WHAT TO WORK ON: Please copy every line of the records below that holds the word "estado".

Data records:

◇ ◇ ◇

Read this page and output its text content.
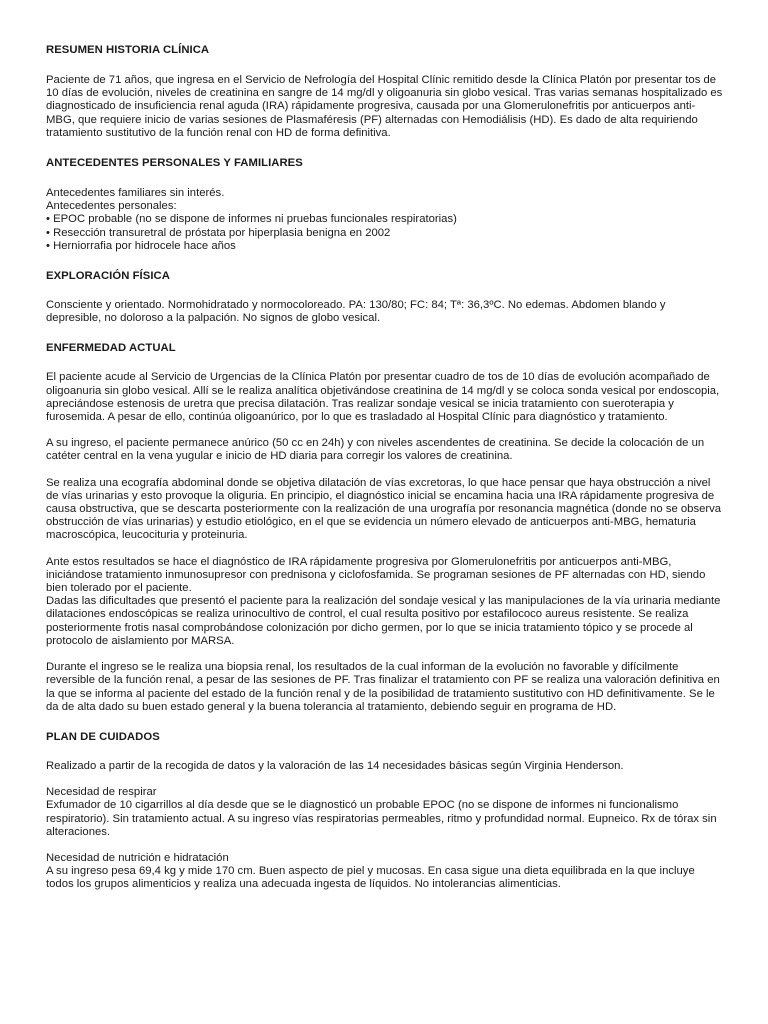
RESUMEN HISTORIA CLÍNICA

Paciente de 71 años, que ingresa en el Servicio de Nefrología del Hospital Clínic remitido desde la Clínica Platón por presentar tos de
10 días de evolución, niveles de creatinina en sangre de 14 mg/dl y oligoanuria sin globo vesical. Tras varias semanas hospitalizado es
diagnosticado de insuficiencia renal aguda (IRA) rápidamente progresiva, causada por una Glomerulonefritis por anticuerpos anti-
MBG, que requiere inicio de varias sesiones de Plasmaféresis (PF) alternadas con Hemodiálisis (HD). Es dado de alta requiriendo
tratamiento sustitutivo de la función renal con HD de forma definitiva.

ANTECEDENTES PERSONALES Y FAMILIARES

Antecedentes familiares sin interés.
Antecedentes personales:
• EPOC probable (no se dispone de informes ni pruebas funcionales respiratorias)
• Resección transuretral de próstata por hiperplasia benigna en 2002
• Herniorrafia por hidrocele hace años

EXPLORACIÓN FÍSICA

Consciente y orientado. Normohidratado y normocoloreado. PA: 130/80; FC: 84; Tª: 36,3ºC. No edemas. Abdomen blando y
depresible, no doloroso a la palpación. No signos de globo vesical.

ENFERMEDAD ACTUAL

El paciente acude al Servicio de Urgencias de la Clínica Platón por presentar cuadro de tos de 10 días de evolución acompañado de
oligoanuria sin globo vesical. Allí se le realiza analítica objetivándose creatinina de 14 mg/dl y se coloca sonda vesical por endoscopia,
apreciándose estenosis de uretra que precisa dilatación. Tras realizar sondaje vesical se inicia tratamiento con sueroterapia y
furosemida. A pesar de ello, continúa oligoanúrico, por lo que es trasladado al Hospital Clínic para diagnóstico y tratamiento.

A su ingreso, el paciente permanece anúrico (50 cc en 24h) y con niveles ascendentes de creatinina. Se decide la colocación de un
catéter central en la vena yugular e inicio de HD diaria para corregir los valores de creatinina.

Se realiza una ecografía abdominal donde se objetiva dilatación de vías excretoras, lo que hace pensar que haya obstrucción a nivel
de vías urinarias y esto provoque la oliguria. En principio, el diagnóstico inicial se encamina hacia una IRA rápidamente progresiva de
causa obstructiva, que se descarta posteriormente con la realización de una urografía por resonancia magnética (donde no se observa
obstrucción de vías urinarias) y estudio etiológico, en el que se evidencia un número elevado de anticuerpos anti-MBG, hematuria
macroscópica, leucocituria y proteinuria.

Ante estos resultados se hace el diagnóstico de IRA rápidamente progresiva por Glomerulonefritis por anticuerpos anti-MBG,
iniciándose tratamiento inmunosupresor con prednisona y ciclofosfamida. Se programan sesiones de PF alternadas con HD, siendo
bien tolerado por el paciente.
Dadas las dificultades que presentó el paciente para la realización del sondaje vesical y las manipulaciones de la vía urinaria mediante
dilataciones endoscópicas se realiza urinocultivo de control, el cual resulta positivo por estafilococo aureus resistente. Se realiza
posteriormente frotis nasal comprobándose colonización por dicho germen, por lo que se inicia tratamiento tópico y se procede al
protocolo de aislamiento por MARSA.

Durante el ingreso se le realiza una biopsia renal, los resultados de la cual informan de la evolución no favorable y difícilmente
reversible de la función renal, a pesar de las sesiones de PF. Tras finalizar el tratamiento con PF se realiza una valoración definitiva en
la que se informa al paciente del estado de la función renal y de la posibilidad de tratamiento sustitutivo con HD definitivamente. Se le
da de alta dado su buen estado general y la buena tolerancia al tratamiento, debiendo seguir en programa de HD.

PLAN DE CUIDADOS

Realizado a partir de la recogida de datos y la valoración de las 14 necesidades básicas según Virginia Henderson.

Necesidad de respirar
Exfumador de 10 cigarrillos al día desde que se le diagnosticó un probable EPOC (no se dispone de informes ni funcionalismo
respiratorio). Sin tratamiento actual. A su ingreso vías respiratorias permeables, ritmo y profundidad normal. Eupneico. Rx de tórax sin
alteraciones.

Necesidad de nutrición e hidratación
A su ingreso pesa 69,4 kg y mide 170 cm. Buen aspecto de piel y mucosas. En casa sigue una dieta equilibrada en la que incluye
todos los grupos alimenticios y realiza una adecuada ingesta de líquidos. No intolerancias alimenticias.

◇ ◇ ◇

YOUR SOLUTION:
la que se informa al paciente del estado de la función renal y de la posibilidad de tratamiento sustitutivo con HD definitivamente. Se le
da de alta dado su buen estado general y la buena tolerancia al tratamiento, debiendo seguir en programa de HD.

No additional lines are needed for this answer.